* Set task
Check each line of the records below for the word "JSON" and copy those where it appears.
>>
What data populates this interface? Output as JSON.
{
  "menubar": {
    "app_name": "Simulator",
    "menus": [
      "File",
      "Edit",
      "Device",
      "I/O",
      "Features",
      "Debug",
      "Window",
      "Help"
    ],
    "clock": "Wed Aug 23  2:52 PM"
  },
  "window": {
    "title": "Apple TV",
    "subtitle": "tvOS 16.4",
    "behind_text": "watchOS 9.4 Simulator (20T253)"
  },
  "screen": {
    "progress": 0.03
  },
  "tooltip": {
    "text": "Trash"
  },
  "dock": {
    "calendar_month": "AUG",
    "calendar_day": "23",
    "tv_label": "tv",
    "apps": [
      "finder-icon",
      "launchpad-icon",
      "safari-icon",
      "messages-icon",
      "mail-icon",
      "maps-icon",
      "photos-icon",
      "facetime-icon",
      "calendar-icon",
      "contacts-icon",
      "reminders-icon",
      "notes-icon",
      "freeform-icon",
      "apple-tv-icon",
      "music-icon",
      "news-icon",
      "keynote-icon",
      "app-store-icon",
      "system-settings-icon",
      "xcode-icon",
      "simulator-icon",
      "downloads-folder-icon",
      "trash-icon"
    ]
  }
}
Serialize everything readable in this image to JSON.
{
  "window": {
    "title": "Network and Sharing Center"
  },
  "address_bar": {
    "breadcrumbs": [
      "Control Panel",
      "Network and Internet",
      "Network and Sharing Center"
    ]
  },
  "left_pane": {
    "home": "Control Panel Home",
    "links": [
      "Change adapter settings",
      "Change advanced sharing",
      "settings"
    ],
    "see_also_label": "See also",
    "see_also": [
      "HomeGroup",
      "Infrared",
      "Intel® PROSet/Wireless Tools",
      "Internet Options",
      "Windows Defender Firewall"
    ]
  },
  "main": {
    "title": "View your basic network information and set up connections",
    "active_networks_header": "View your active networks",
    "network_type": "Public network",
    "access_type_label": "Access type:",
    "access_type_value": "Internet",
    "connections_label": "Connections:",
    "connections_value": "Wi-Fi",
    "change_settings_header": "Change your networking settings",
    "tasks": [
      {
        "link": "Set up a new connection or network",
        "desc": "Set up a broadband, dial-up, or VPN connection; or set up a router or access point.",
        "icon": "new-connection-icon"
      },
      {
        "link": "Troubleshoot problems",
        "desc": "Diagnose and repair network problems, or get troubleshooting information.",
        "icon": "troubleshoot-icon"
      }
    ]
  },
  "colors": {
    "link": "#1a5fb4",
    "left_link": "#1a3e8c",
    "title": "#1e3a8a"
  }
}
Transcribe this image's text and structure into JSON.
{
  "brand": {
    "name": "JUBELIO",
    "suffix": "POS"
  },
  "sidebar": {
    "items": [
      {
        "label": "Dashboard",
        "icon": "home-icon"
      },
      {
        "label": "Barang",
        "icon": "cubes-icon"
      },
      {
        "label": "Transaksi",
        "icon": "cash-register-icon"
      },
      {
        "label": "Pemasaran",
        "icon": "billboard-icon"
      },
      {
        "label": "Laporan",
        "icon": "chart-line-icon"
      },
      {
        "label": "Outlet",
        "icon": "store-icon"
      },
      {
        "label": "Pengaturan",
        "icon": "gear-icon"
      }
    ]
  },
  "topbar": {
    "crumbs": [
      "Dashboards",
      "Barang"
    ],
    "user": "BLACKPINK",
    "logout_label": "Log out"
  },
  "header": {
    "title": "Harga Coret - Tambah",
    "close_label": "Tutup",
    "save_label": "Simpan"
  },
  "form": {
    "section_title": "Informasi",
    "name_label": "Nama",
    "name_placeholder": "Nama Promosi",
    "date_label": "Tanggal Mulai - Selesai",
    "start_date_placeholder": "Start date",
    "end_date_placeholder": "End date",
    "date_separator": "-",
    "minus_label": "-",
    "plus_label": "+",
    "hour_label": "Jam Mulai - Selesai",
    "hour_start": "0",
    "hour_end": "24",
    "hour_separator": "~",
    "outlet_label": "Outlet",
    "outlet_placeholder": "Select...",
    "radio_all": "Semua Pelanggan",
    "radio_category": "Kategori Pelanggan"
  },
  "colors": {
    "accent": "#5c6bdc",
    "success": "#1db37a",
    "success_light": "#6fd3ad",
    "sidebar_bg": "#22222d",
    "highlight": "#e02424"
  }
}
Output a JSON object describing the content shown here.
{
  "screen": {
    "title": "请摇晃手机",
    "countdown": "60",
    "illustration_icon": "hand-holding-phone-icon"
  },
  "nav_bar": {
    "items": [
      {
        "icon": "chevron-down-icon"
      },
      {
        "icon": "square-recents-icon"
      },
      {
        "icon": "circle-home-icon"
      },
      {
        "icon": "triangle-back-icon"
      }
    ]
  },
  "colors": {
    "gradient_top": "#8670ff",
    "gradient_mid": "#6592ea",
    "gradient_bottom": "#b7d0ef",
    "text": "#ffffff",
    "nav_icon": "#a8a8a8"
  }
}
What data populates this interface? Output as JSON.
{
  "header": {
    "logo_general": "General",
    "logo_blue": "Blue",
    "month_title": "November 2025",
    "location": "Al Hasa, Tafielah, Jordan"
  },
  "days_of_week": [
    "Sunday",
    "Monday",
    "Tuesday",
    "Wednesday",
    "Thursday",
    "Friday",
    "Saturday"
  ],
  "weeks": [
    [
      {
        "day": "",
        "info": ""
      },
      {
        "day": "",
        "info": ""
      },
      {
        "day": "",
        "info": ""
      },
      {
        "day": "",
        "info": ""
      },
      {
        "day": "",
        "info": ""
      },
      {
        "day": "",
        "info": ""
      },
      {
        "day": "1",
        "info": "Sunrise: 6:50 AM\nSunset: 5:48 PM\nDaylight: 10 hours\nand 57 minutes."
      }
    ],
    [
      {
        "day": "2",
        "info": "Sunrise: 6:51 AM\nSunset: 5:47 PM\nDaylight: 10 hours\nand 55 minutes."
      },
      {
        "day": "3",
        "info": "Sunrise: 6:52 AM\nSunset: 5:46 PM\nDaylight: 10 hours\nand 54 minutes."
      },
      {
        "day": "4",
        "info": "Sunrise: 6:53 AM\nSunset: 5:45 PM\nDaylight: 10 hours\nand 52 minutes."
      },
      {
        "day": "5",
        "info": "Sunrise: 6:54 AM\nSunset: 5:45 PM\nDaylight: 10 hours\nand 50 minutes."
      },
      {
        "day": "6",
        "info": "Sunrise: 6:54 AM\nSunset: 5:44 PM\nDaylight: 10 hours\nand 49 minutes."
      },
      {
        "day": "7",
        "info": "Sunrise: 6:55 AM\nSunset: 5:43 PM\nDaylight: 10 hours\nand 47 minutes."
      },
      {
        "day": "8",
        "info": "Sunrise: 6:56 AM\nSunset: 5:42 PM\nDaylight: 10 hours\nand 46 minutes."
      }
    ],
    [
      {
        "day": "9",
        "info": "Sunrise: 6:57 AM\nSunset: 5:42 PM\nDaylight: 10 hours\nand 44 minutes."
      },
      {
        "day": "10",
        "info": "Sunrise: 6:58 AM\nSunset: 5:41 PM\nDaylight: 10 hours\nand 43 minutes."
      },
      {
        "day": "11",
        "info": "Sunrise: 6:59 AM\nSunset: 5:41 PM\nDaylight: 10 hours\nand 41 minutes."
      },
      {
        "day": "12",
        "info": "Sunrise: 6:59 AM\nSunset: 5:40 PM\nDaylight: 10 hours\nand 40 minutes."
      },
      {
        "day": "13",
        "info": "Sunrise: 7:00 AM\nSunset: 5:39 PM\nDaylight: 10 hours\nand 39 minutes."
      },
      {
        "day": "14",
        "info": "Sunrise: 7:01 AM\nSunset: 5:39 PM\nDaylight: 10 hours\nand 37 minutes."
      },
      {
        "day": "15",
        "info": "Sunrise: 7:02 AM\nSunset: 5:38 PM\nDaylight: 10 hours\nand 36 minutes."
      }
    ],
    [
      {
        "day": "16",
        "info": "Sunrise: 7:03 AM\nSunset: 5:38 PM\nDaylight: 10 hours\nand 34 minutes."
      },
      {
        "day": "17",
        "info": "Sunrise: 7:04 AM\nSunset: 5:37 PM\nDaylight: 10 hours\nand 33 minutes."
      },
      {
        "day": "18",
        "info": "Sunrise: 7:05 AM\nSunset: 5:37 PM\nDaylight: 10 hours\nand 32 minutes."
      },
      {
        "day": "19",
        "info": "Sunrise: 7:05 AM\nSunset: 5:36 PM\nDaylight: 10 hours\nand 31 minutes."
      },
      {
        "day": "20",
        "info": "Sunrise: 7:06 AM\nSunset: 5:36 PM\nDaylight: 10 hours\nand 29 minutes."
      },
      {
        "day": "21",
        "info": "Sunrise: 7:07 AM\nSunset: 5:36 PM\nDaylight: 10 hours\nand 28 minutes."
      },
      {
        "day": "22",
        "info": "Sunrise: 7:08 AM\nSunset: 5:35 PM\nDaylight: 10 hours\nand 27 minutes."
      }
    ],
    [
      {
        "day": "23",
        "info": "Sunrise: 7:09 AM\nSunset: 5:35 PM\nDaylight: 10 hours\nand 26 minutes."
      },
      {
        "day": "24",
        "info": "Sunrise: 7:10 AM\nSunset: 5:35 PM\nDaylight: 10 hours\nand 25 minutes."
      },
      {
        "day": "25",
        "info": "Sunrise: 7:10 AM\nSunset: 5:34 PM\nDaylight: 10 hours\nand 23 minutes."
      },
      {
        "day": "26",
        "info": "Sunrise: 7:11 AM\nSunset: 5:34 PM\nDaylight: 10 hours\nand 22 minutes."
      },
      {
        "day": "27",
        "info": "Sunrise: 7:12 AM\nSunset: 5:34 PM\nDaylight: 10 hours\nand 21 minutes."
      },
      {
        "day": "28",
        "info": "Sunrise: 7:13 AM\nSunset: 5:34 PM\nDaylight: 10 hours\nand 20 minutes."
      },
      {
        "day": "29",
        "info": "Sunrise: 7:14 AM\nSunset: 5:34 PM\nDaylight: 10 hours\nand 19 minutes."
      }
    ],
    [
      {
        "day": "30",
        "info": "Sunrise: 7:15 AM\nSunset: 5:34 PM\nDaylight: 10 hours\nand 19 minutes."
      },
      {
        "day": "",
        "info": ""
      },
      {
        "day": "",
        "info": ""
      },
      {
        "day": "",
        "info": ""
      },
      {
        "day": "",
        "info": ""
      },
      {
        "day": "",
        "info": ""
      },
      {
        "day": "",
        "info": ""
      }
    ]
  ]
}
<<
* Finished answer
What data populates this interface? Output as JSON.
Serialize everything readable in this image to JSON.
Transcribe this image's text and structure into JSON.
Output a JSON object describing the content shown here.
What data populates this interface? Output as JSON.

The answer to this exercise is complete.